Each record is to be printed again precisely as it reads.

**Chart and figure data:**
⁂

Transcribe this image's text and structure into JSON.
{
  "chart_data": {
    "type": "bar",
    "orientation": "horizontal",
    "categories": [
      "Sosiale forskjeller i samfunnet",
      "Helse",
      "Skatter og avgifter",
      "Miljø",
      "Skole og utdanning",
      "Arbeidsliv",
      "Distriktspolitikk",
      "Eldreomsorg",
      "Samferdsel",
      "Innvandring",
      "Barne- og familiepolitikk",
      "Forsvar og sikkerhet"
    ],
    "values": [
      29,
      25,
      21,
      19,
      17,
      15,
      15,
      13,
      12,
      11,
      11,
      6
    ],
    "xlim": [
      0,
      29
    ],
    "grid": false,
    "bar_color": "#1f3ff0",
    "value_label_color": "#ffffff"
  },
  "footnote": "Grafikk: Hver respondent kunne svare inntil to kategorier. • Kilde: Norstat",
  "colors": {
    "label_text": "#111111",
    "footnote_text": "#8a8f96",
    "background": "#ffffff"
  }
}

⁂

**Complete answer:**
Transcribe this image's text and structure into JSON.
{
  "chart_data": {
    "type": "bar",
    "orientation": "horizontal",
    "categories": [
      "Sosiale forskjeller i samfunnet",
      "Helse",
      "Skatter og avgifter",
      "Miljø",
      "Skole og utdanning",
      "Arbeidsliv",
      "Distriktspolitikk",
      "Eldreomsorg",
      "Samferdsel",
      "Innvandring",
      "Barne- og familiepolitikk",
      "Forsvar og sikkerhet"
    ],
    "values": [
      29,
      25,
      21,
      19,
      17,
      15,
      15,
      13,
      12,
      11,
      11,
      6
    ],
    "xlim": [
      0,
      29
    ],
    "grid": false,
    "bar_color": "#1f3ff0",
    "value_label_color": "#ffffff"
  },
  "footnote": "Grafikk: Hver respondent kunne svare inntil to kategorier. • Kilde: Norstat",
  "colors": {
    "label_text": "#111111",
    "footnote_text": "#8a8f96",
    "background": "#ffffff"
  }
}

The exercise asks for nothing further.